● Written instruction
Reproduce the records below exactly, leaving out any pictures.

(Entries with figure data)
* * *

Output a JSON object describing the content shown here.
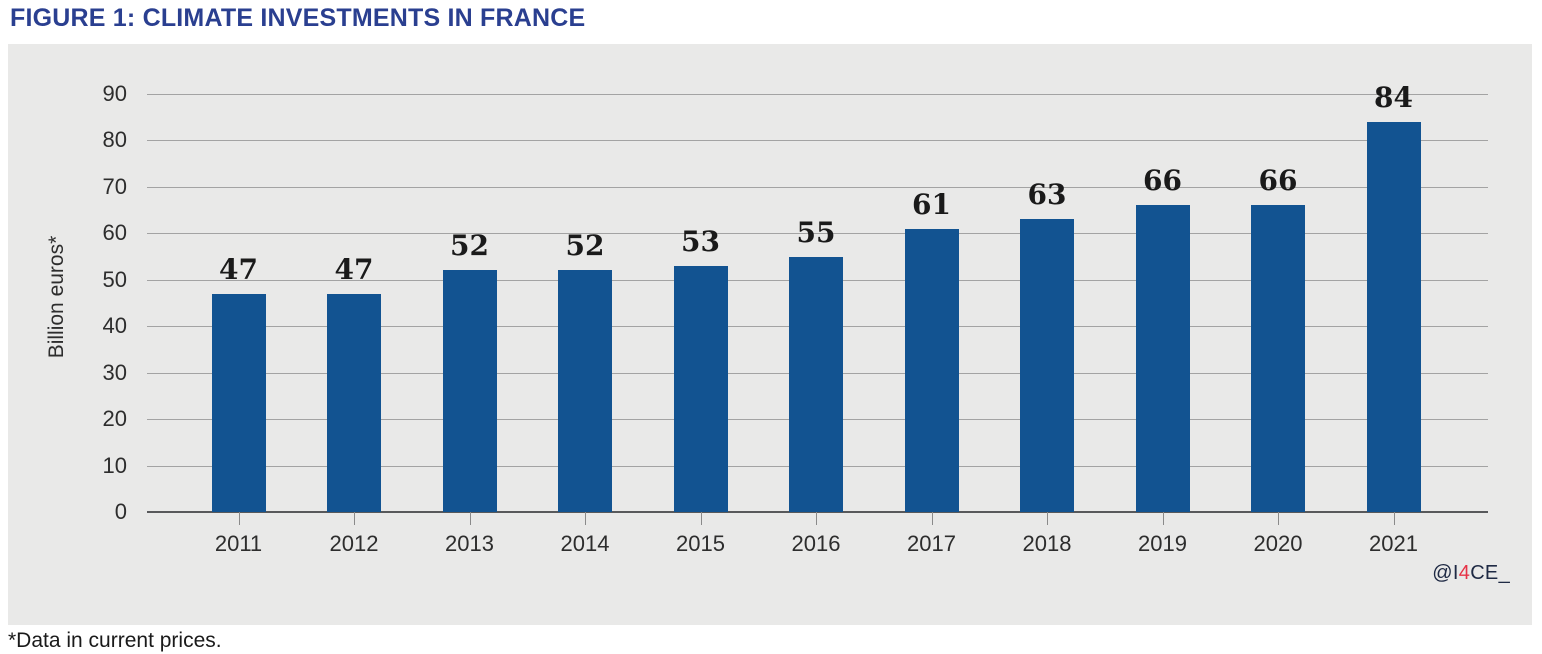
{
  "page": {
    "title": "FIGURE 1: CLIMATE INVESTMENTS IN FRANCE",
    "footnote": "*Data in current prices."
  },
  "attribution": {
    "prefix": "@I",
    "highlight": "4",
    "suffix": "CE_",
    "text_color": "#1F2A44",
    "highlight_color": "#E63246"
  },
  "chart_data": {
    "type": "bar",
    "title": "FIGURE 1: CLIMATE INVESTMENTS IN FRANCE",
    "categories": [
      "2011",
      "2012",
      "2013",
      "2014",
      "2015",
      "2016",
      "2017",
      "2018",
      "2019",
      "2020",
      "2021"
    ],
    "values": [
      47,
      47,
      52,
      52,
      53,
      55,
      61,
      63,
      66,
      66,
      84
    ],
    "xlabel": "",
    "ylabel": "Billion euros*",
    "ylim": [
      0,
      90
    ],
    "ytick_step": 10,
    "yticks": [
      0,
      10,
      20,
      30,
      40,
      50,
      60,
      70,
      80,
      90
    ],
    "grid": true,
    "legend": "none",
    "value_labels": true,
    "colors": {
      "bar": "#125391",
      "panel_background": "#E9E9E8",
      "gridline": "#A3A3A3",
      "axis_line": "#58595B",
      "value_label": "#1A1A1A",
      "tick_label": "#2D2D2D",
      "title": "#2A3F90"
    }
  }
}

* * *

● Correct answer
Output a JSON object describing the content shown here.
{
  "page": {
    "title": "FIGURE 1: CLIMATE INVESTMENTS IN FRANCE",
    "footnote": "*Data in current prices."
  },
  "attribution": {
    "prefix": "@I",
    "highlight": "4",
    "suffix": "CE_",
    "text_color": "#1F2A44",
    "highlight_color": "#E63246"
  },
  "chart_data": {
    "type": "bar",
    "title": "FIGURE 1: CLIMATE INVESTMENTS IN FRANCE",
    "categories": [
      "2011",
      "2012",
      "2013",
      "2014",
      "2015",
      "2016",
      "2017",
      "2018",
      "2019",
      "2020",
      "2021"
    ],
    "values": [
      47,
      47,
      52,
      52,
      53,
      55,
      61,
      63,
      66,
      66,
      84
    ],
    "xlabel": "",
    "ylabel": "Billion euros*",
    "ylim": [
      0,
      90
    ],
    "ytick_step": 10,
    "yticks": [
      0,
      10,
      20,
      30,
      40,
      50,
      60,
      70,
      80,
      90
    ],
    "grid": true,
    "legend": "none",
    "value_labels": true,
    "colors": {
      "bar": "#125391",
      "panel_background": "#E9E9E8",
      "gridline": "#A3A3A3",
      "axis_line": "#58595B",
      "value_label": "#1A1A1A",
      "tick_label": "#2D2D2D",
      "title": "#2A3F90"
    }
  }
}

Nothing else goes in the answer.